Set out every line of the listing below as a numbered list, dropping any blank lines. Leave the pictures out of your answer.

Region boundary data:

┌────────

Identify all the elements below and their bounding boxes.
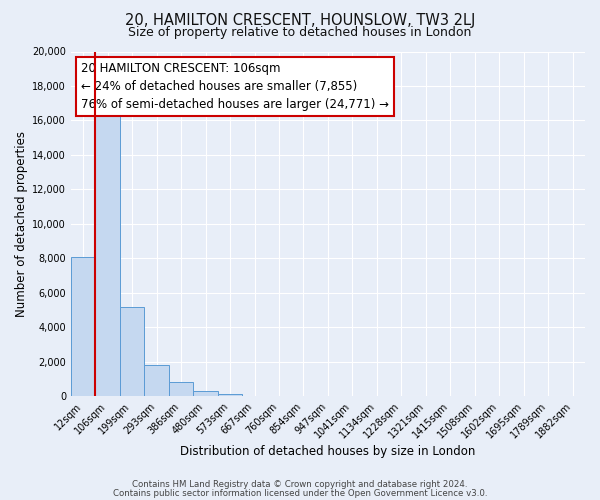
Bar [193,391,218,396]
Bar [71,256,95,396]
Text: Contains public sector information licensed under the Open Government Licence v3: Contains public sector information licen… [113,488,487,498]
Y-axis label: Number of detached properties: Number of detached properties [15,131,28,317]
X-axis label: Distribution of detached houses by size in London: Distribution of detached houses by size … [180,444,476,458]
Bar [95,110,120,396]
Text: 20, HAMILTON CRESCENT, HOUNSLOW, TW3 2LJ: 20, HAMILTON CRESCENT, HOUNSLOW, TW3 2LJ [125,12,475,28]
Text: Size of property relative to detached houses in London: Size of property relative to detached ho… [128,26,472,39]
Bar [145,365,169,396]
Text: Contains HM Land Registry data © Crown copyright and database right 2024.: Contains HM Land Registry data © Crown c… [132,480,468,489]
Bar [169,382,193,396]
Text: 20 HAMILTON CRESCENT: 106sqm
← 24% of detached houses are smaller (7,855)
76% of: 20 HAMILTON CRESCENT: 106sqm ← 24% of de… [81,62,389,111]
Bar [218,394,242,396]
Bar [120,306,145,396]
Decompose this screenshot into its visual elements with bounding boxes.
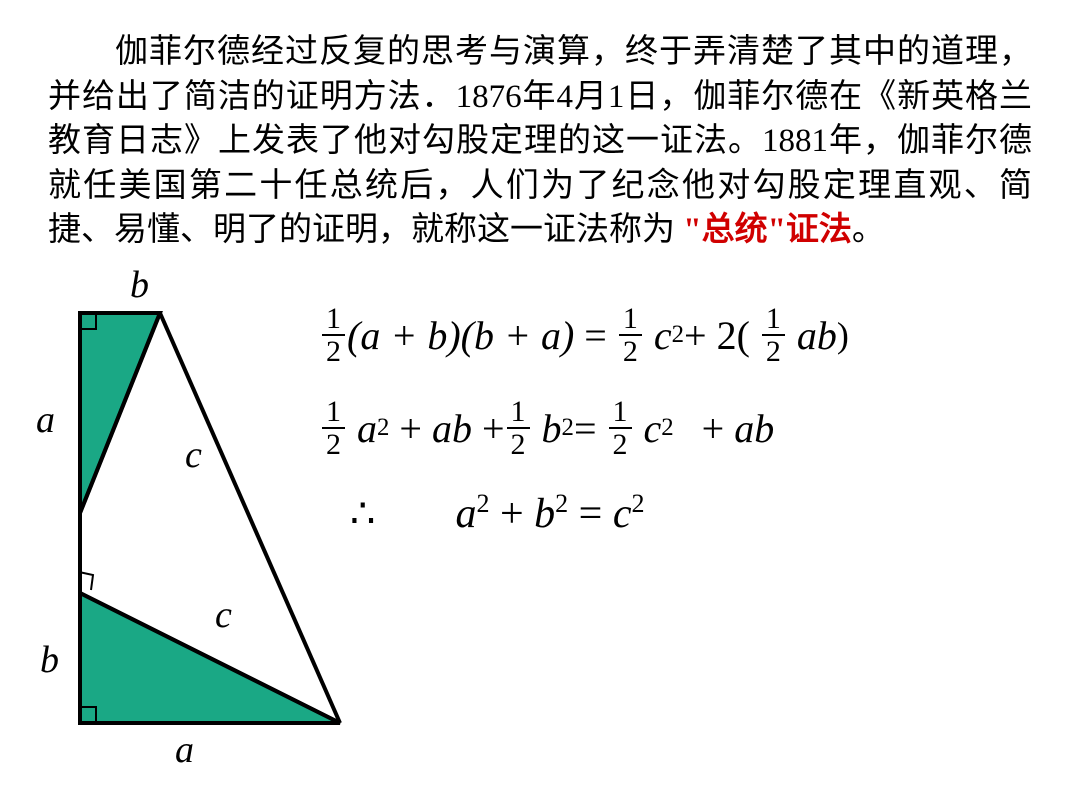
label-c-lower: c <box>215 593 232 637</box>
label-c-upper: c <box>185 433 202 477</box>
frac-half-5: 1 2 <box>507 396 530 461</box>
frac-half-1: 1 2 <box>322 303 345 368</box>
label-b-left: b <box>40 638 59 682</box>
label-a-bottom: a <box>175 728 194 772</box>
label-b-top: b <box>130 263 149 307</box>
trapezoid-diagram: b a b a c c <box>30 263 360 783</box>
content-area: b a b a c c 1 2 (a + b)(b + a) = 1 2 c2 … <box>0 263 1080 783</box>
equation-line-1: 1 2 (a + b)(b + a) = 1 2 c2 + 2( 1 2 ab … <box>320 303 1060 368</box>
close-paren: ) <box>837 314 849 356</box>
intro-paragraph: 伽菲尔德经过反复的思考与演算，终于弄清楚了其中的道理，并给出了简洁的证明方法．1… <box>0 0 1080 263</box>
final-result: a2 + b2 = c2 <box>455 489 644 538</box>
frac-half-6: 1 2 <box>609 396 632 461</box>
diagram-svg <box>30 263 360 783</box>
lhs-factors: (a + b)(b + a) <box>347 312 574 359</box>
therefore-symbol: ∴ <box>350 490 375 537</box>
label-a-left: a <box>36 398 55 442</box>
frac-half-4: 1 2 <box>322 396 345 461</box>
frac-half-2: 1 2 <box>619 303 642 368</box>
frac-half-3: 1 2 <box>762 303 785 368</box>
equations-block: 1 2 (a + b)(b + a) = 1 2 c2 + 2( 1 2 ab … <box>320 303 1060 566</box>
equation-line-3: ∴ a2 + b2 = c2 <box>320 489 1060 538</box>
plus-2-open: + 2( <box>684 312 750 359</box>
equation-line-2: 1 2 a2 + ab + 1 2 b2 = 1 2 c2 +ab <box>320 396 1060 461</box>
highlight-phrase: "总统"证法 <box>683 212 852 248</box>
intro-text-after: 。 <box>852 212 885 248</box>
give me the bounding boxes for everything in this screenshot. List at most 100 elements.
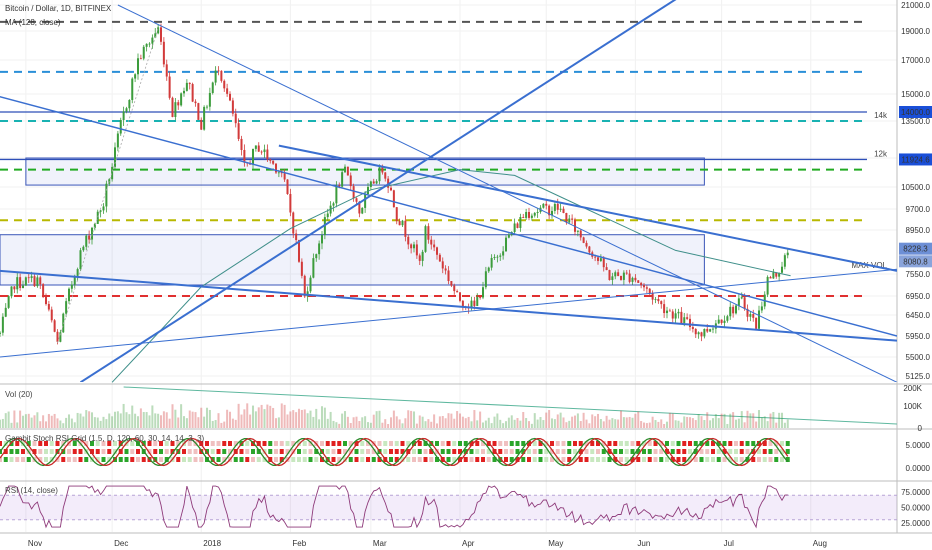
- candle-body: [220, 70, 223, 81]
- stoch-grid-cell: [665, 457, 669, 462]
- stoch-grid-cell: [555, 441, 560, 446]
- candle-body: [709, 329, 712, 332]
- candle-body: [272, 160, 275, 164]
- stoch-grid-cell: [84, 441, 89, 446]
- volume-bar: [484, 420, 487, 428]
- volume-bar: [435, 423, 439, 428]
- volume-bar: [507, 417, 510, 428]
- volume-bar: [700, 416, 703, 428]
- candle-body: [447, 270, 450, 282]
- candle-body: [79, 250, 82, 270]
- stoch-grid-cell: [331, 449, 336, 454]
- volume-bar: [780, 412, 784, 428]
- volume-bar: [703, 419, 706, 428]
- candle-body: [691, 327, 694, 330]
- volume-bar: [16, 422, 19, 428]
- volume-bar: [556, 414, 559, 428]
- volume-bar: [306, 413, 309, 428]
- candle-body: [533, 212, 536, 216]
- volume-bar: [619, 410, 623, 428]
- volume-bar: [171, 404, 174, 428]
- stoch-d-line: [0, 437, 789, 467]
- volume-bar: [99, 420, 102, 428]
- stoch-grid-cell: [446, 449, 451, 454]
- stoch-grid-cell: [452, 457, 457, 462]
- volume-bar: [295, 412, 298, 428]
- stoch-grid-cell: [561, 441, 566, 446]
- volume-bar: [654, 420, 657, 428]
- stoch-grid-cell: [532, 449, 537, 454]
- volume-bar: [108, 413, 111, 428]
- stoch-grid-cell: [170, 441, 175, 446]
- candle-body: [85, 235, 88, 247]
- volume-bar: [490, 423, 493, 428]
- volume-bar: [200, 407, 203, 428]
- volume-bar: [21, 415, 25, 428]
- stoch-grid-cell: [762, 441, 767, 446]
- stoch-grid-cell: [774, 441, 779, 446]
- volume-bar: [387, 423, 390, 428]
- stoch-grid-cell: [716, 449, 721, 454]
- volume-bar: [711, 418, 715, 428]
- stoch-grid-cell: [785, 457, 790, 462]
- candle-body: [470, 300, 473, 309]
- volume-bar: [407, 410, 410, 428]
- volume-bar: [297, 408, 301, 428]
- volume-bar: [111, 416, 114, 428]
- stoch-grid-cell: [366, 441, 370, 446]
- stoch-grid-cell: [164, 441, 169, 446]
- candle-body: [341, 172, 344, 187]
- candle-body: [588, 246, 591, 253]
- volume-bar: [263, 409, 266, 428]
- stoch-grid-cell: [107, 457, 112, 462]
- volume-bar: [231, 418, 234, 428]
- stoch-grid-cell: [3, 457, 8, 462]
- volume-bar: [504, 421, 508, 428]
- volume-bar: [763, 416, 766, 428]
- volume-bar: [280, 403, 283, 428]
- stoch-grid-cell: [0, 457, 2, 462]
- volume-bar: [375, 411, 378, 428]
- stoch-grid-cell: [463, 457, 468, 462]
- volume-bar: [510, 415, 513, 428]
- stoch-grid-cell: [739, 457, 744, 462]
- volume-bar: [194, 412, 197, 428]
- rsi-line: [0, 485, 788, 529]
- price-tick-label: 10500.0: [901, 183, 930, 192]
- volume-bar: [775, 422, 778, 428]
- candle-body: [504, 237, 508, 252]
- volume-bar: [401, 423, 404, 428]
- volume-bar: [335, 422, 338, 428]
- volume-bar: [660, 419, 663, 428]
- candle-body: [645, 287, 648, 289]
- candle-body: [113, 147, 117, 167]
- volume-tick-label: 100K: [903, 402, 922, 411]
- candle-body: [720, 319, 723, 323]
- volume-bar: [456, 411, 459, 428]
- candle-body: [145, 43, 148, 47]
- candle-body: [286, 179, 289, 195]
- volume-bar: [358, 421, 361, 428]
- candle-body: [62, 313, 65, 333]
- stoch-grid-cell: [262, 457, 267, 462]
- candle-body: [479, 297, 482, 298]
- candle-body: [619, 275, 623, 280]
- volume-bar: [381, 422, 384, 428]
- volume-bar: [568, 420, 571, 428]
- stoch-grid-cell: [26, 441, 31, 446]
- candle-body: [441, 261, 444, 269]
- volume-bar: [470, 421, 473, 428]
- stoch-grid-cell: [458, 449, 462, 454]
- candle-body: [226, 88, 229, 94]
- stoch-grid-cell: [423, 457, 428, 462]
- stoch-grid-cell: [354, 449, 359, 454]
- candle-body: [364, 194, 367, 208]
- volume-bar: [203, 416, 206, 428]
- volume-bar: [62, 423, 65, 428]
- candle-body: [10, 286, 13, 297]
- volume-bar: [27, 413, 30, 428]
- candle-body: [320, 235, 324, 244]
- volume-bar: [286, 414, 289, 428]
- volume-bar: [384, 419, 387, 428]
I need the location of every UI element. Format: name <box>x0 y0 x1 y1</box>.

└────────

Solution to this exercise:
1. Identify all the elements below and their bounding boxes.
2. Bar [193,391,218,396]
3. Bar [71,256,95,396]
4. Text: Contains public sector information licensed under the Open Government Licence v3: Contains public sector information licen… [113,488,487,498]
5. Y-axis label: Number of detached properties: Number of detached properties [15,131,28,317]
6. X-axis label: Distribution of detached houses by size in London: Distribution of detached houses by size … [180,444,476,458]
7. Bar [95,110,120,396]
8. Text: 20, HAMILTON CRESCENT, HOUNSLOW, TW3 2LJ: 20, HAMILTON CRESCENT, HOUNSLOW, TW3 2LJ [125,12,475,28]
9. Text: Size of property relative to detached houses in London: Size of property relative to detached ho… [128,26,472,39]
10. Bar [145,365,169,396]
11. Text: Contains HM Land Registry data © Crown copyright and database right 2024.: Contains HM Land Registry data © Crown c… [132,480,468,489]
12. Bar [169,382,193,396]
13. Text: 20 HAMILTON CRESCENT: 106sqm
14. ← 24% of detached houses are smaller (7,855)
15. 76% of: 20 HAMILTON CRESCENT: 106sqm ← 24% of de… [81,62,389,111]
16. Bar [218,394,242,396]
17. Bar [120,306,145,396]
18. Decompose this screenshot into its visual elements with bounding boxes.
19. label-c-lower: c <box>215 593 232 637</box>
20. label-c-upper: c <box>185 433 202 477</box>
21. frac-half-5: 1 2 <box>507 396 530 461</box>
22. frac-half-1: 1 2 <box>322 303 345 368</box>
23. label-b-left: b <box>40 638 59 682</box>
24. label-a-bottom: a <box>175 728 194 772</box>
25. label-b-top: b <box>130 263 149 307</box>
26. trapezoid-diagram: b a b a c c <box>30 263 360 783</box>
27. content-area: b a b a c c 1 2 (a + b)(b + a) = 1 2 c2 … <box>0 263 1080 783</box>
28. equation-line-1: 1 2 (a + b)(b + a) = 1 2 c2 + 2( 1 2 ab … <box>320 303 1060 368</box>
29. close-paren: ) <box>837 314 849 356</box>
30. intro-paragraph: 伽菲尔德经过反复的思考与演算，终于弄清楚了其中的道理，并给出了简洁的证明方法．1… <box>0 0 1080 263</box>
31. final-result: a2 + b2 = c2 <box>455 489 644 538</box>
32. frac-half-6: 1 2 <box>609 396 632 461</box>
33. diagram-svg <box>30 263 360 783</box>
34. lhs-factors: (a + b)(b + a) <box>347 312 574 359</box>
35. therefore-symbol: ∴ <box>350 490 375 537</box>
36. label-a-left: a <box>36 398 55 442</box>
37. frac-half-4: 1 2 <box>322 396 345 461</box>
38. frac-half-2: 1 2 <box>619 303 642 368</box>
39. frac-half-3: 1 2 <box>762 303 785 368</box>
40. equations-block: 1 2 (a + b)(b + a) = 1 2 c2 + 2( 1 2 ab … <box>320 303 1060 566</box>
41. equation-line-3: ∴ a2 + b2 = c2 <box>320 489 1060 538</box>
42. plus-2-open: + 2( <box>684 312 750 359</box>
43. equation-line-2: 1 2 a2 + ab + 1 2 b2 = 1 2 c2 +ab <box>320 396 1060 461</box>
44. highlight-phrase: "总统"证法 <box>683 212 852 248</box>
45. intro-text-after: 。 <box>852 212 885 248</box>
46. give me the bounding boxes for everything in this screenshot. List at most 100 elements.
47. - candle-body: [220, 70, 223, 81]
48. - stoch-grid-cell: [665, 457, 669, 462]
49. - stoch-grid-cell: [555, 441, 560, 446]
50. - candle-body: [709, 329, 712, 332]
51. - candle-body: [272, 160, 275, 164]
52. - stoch-grid-cell: [84, 441, 89, 446]
53. - volume-bar: [484, 420, 487, 428]
54. - volume-bar: [435, 423, 439, 428]
55. - volume-bar: [507, 417, 510, 428]
56. - volume-bar: [700, 416, 703, 428]
57. - candle-body: [447, 270, 450, 282]
58. - candle-body: [79, 250, 82, 270]
59. - stoch-grid-cell: [331, 449, 336, 454]
60. - volume-bar: [780, 412, 784, 428]
61. - volume-bar: [703, 419, 706, 428]
62. - candle-body: [691, 327, 694, 330]
63. - volume-bar: [16, 422, 19, 428]
64. - volume-bar: [556, 414, 559, 428]
65. - volume-bar: [306, 413, 309, 428]
66. - candle-body: [533, 212, 536, 216]
67. - volume-bar: [619, 410, 623, 428]
68. - volume-bar: [171, 404, 174, 428]
69. - stoch-d-line: [0, 437, 789, 467]
70. - volume-bar: [99, 420, 102, 428]
71. - stoch-grid-cell: [446, 449, 451, 454]
72. - stoch-grid-cell: [452, 457, 457, 462]
73. - volume-bar: [295, 412, 298, 428]
74. - stoch-grid-cell: [561, 441, 566, 446]
75. - volume-bar: [654, 420, 657, 428]
76. - stoch-grid-cell: [532, 449, 537, 454]
77. - volume-bar: [108, 413, 111, 428]
78. - stoch-grid-cell: [170, 441, 175, 446]
79. - candle-body: [85, 235, 88, 247]
80. - volume-bar: [490, 423, 493, 428]
81. - volume-bar: [200, 407, 203, 428]
82. - volume-bar: [21, 415, 25, 428]
83. - stoch-grid-cell: [762, 441, 767, 446]
84. - stoch-grid-cell: [774, 441, 779, 446]
85. - volume-bar: [387, 423, 390, 428]
86. - stoch-grid-cell: [716, 449, 721, 454]
87. - volume-bar: [711, 418, 715, 428]
88. - stoch-grid-cell: [785, 457, 790, 462]
89. - candle-body: [470, 300, 473, 309]
90. - volume-bar: [407, 410, 410, 428]
91. - volume-bar: [297, 408, 301, 428]
92. - volume-bar: [111, 416, 114, 428]
93. - stoch-grid-cell: [366, 441, 370, 446]
94. - stoch-grid-cell: [164, 441, 169, 446]
95. - candle-body: [341, 172, 344, 187]
96. - candle-body: [588, 246, 591, 253]
97. - volume-bar: [263, 409, 266, 428]
98. - stoch-grid-cell: [107, 457, 112, 462]
99. - volume-bar: [231, 418, 234, 428]
100. - stoch-grid-cell: [3, 457, 8, 462]
101. - volume-bar: [504, 421, 508, 428]
102. - volume-bar: [763, 416, 766, 428]
103. - volume-bar: [280, 403, 283, 428]
104. - stoch-grid-cell: [0, 457, 2, 462]
105. - volume-bar: [375, 411, 378, 428]
106. - stoch-grid-cell: [463, 457, 468, 462]
107. - volume-bar: [510, 415, 513, 428]
108. - stoch-grid-cell: [739, 457, 744, 462]
109. - volume-bar: [194, 412, 197, 428]
110. - rsi-line: [0, 485, 788, 529]
111. - price-tick-label: 10500.0: [901, 183, 930, 192]
112. - volume-bar: [775, 422, 778, 428]
113. - candle-body: [504, 237, 508, 252]
114. - volume-bar: [401, 423, 404, 428]
115. - volume-bar: [335, 422, 338, 428]
116. - volume-bar: [660, 419, 663, 428]
117. - candle-body: [645, 287, 648, 289]
118. - candle-body: [113, 147, 117, 167]
119. - volume-tick-label: 100K: [903, 402, 922, 411]
120. - candle-body: [720, 319, 723, 323]
121. - volume-bar: [456, 411, 459, 428]
122. - candle-body: [145, 43, 148, 47]
123. - candle-body: [286, 179, 289, 195]
124. - volume-bar: [358, 421, 361, 428]
125. - candle-body: [62, 313, 65, 333]
126. - stoch-grid-cell: [262, 457, 267, 462]
127. - candle-body: [479, 297, 482, 298]
128. - candle-body: [619, 275, 623, 280]
129. - volume-bar: [381, 422, 384, 428]
130. - volume-bar: [568, 420, 571, 428]
131. - stoch-grid-cell: [26, 441, 31, 446]
132. - candle-body: [441, 261, 444, 269]
133. - volume-bar: [470, 421, 473, 428]
134. - stoch-grid-cell: [458, 449, 462, 454]
135. - candle-body: [226, 88, 229, 94]
136. - stoch-grid-cell: [423, 457, 428, 462]
137. - stoch-grid-cell: [354, 449, 359, 454]
138. - candle-body: [364, 194, 367, 208]
139. - volume-bar: [203, 416, 206, 428]
140. - volume-bar: [62, 423, 65, 428]
141. - candle-body: [10, 286, 13, 297]
142. - volume-bar: [27, 413, 30, 428]
143. - candle-body: [320, 235, 324, 244]
144. - volume-bar: [286, 414, 289, 428]
145. - volume-bar: [384, 419, 387, 428]
146. I need the location of every UI element. Format: name <box>x0 y0 x1 y1</box>.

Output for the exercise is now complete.